▸ TRY IT: The lines wanted are those in the data below that include "Heat".

▸ DATA RECORDS:
# # # # #

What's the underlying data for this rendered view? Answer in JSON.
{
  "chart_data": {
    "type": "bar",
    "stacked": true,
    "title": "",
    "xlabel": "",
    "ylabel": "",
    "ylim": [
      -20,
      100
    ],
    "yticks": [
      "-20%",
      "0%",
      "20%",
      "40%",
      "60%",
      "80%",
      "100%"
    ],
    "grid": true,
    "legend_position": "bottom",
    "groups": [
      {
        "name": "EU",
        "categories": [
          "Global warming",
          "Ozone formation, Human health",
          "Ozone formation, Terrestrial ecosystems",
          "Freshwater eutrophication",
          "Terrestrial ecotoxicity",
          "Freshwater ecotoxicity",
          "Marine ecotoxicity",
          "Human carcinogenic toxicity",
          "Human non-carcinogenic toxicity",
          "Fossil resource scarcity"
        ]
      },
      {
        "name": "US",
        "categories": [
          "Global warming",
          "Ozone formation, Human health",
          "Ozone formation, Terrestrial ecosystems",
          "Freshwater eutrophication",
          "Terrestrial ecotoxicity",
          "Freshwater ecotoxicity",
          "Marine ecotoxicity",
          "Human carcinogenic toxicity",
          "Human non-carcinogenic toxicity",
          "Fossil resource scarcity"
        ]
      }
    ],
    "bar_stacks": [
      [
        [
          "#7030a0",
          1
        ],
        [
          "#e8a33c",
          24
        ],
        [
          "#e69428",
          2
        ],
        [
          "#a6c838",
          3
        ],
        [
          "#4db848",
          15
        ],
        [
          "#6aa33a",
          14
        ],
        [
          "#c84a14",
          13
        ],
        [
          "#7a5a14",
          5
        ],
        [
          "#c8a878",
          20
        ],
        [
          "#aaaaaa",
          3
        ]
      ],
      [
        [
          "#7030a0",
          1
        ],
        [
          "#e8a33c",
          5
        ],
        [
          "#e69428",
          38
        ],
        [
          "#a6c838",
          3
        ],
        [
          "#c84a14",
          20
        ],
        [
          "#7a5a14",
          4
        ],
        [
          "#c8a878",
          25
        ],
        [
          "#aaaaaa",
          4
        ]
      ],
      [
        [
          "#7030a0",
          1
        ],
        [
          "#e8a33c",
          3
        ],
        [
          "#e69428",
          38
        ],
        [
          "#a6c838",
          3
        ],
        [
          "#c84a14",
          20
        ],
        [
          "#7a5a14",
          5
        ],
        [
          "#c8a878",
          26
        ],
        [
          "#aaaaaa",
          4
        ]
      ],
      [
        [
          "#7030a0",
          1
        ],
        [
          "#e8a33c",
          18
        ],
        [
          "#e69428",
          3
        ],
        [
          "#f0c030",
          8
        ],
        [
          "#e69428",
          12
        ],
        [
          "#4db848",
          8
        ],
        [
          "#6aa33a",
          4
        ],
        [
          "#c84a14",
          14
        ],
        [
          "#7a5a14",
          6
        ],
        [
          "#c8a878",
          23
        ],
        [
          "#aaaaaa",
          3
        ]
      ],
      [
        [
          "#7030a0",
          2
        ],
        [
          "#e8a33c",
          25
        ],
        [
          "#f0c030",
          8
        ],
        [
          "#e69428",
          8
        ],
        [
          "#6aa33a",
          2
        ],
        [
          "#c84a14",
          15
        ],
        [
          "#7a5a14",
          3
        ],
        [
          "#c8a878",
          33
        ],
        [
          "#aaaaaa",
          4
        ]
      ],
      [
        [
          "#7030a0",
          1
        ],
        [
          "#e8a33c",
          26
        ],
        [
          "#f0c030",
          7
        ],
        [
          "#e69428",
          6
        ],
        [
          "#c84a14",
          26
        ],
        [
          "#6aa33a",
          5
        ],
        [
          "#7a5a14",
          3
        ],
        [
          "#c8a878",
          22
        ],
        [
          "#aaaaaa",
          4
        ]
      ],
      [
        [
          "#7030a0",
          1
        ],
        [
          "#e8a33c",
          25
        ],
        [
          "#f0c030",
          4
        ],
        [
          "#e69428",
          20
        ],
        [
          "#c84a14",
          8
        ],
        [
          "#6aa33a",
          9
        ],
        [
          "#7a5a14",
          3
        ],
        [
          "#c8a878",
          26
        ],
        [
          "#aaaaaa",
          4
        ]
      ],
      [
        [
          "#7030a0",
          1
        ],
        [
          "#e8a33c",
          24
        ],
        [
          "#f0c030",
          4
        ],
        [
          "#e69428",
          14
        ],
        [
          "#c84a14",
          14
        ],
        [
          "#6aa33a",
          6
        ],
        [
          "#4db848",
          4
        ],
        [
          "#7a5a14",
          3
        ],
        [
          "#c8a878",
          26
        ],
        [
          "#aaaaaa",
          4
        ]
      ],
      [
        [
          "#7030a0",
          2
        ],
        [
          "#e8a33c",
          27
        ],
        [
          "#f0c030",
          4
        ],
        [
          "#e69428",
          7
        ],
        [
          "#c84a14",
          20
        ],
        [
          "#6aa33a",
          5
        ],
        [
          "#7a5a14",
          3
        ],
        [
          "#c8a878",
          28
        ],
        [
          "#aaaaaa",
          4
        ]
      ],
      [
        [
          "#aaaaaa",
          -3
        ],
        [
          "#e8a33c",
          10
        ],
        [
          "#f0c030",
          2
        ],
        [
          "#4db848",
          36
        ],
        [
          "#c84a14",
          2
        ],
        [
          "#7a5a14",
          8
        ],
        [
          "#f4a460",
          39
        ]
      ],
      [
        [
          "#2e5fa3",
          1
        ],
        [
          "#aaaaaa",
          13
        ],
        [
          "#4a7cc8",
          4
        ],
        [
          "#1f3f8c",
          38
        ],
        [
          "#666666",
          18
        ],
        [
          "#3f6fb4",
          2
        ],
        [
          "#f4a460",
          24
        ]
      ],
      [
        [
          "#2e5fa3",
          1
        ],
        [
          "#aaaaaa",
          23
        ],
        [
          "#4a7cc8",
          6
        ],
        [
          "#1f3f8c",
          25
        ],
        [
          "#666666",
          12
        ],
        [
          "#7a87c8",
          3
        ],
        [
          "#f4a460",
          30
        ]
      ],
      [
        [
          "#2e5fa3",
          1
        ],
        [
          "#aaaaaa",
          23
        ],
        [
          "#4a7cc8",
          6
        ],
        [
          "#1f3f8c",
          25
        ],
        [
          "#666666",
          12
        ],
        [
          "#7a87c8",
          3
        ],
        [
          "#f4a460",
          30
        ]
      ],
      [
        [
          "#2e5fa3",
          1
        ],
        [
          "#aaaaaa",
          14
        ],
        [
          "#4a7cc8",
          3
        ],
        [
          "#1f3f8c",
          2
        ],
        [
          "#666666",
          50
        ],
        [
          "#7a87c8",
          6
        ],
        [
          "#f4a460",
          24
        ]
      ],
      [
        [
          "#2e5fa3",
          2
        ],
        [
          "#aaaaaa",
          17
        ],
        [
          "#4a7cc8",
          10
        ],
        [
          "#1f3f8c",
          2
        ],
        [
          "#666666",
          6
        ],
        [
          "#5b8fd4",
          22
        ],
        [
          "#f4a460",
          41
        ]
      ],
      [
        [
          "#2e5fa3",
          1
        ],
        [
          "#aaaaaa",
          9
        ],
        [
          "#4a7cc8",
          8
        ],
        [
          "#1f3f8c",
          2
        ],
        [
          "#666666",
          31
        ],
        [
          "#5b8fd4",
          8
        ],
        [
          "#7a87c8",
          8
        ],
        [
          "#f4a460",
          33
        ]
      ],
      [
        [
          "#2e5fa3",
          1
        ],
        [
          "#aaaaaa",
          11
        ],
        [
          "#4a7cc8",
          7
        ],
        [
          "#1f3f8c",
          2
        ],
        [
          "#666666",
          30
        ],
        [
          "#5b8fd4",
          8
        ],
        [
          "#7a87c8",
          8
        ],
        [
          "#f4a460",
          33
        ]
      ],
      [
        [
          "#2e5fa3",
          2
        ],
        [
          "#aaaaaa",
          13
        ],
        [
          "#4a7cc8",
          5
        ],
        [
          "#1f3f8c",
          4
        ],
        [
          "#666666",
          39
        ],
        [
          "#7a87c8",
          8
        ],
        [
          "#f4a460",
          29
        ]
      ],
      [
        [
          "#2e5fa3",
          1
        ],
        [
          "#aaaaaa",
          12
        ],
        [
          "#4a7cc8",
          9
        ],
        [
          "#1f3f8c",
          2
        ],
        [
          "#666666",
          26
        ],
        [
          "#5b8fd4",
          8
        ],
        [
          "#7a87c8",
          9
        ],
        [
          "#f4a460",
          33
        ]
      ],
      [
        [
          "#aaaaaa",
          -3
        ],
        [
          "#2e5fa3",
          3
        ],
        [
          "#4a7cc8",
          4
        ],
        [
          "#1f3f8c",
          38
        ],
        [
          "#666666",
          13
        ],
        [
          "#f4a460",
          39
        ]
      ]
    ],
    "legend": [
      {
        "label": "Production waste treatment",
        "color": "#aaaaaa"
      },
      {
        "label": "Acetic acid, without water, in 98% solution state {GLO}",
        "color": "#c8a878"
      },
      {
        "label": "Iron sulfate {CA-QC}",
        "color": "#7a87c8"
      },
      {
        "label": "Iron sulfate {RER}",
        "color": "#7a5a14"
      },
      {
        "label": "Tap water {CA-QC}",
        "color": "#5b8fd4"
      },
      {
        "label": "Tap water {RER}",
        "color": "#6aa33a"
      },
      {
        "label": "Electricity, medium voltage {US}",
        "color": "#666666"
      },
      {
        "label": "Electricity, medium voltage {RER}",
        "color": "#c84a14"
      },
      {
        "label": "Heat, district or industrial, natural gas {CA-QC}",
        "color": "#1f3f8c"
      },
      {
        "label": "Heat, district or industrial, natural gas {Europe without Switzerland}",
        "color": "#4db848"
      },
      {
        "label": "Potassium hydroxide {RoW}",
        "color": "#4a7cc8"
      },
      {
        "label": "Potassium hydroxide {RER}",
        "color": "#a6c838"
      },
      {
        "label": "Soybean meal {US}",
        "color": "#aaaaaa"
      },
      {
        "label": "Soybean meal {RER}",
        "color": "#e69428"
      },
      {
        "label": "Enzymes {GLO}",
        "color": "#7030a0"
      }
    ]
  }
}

# # # # #

▸ EXPECTED ANSWER:
        "label": "Heat, district or industrial, natural gas {CA-QC}",
        "label": "Heat, district or industrial, natural gas {Europe without Switzerland}",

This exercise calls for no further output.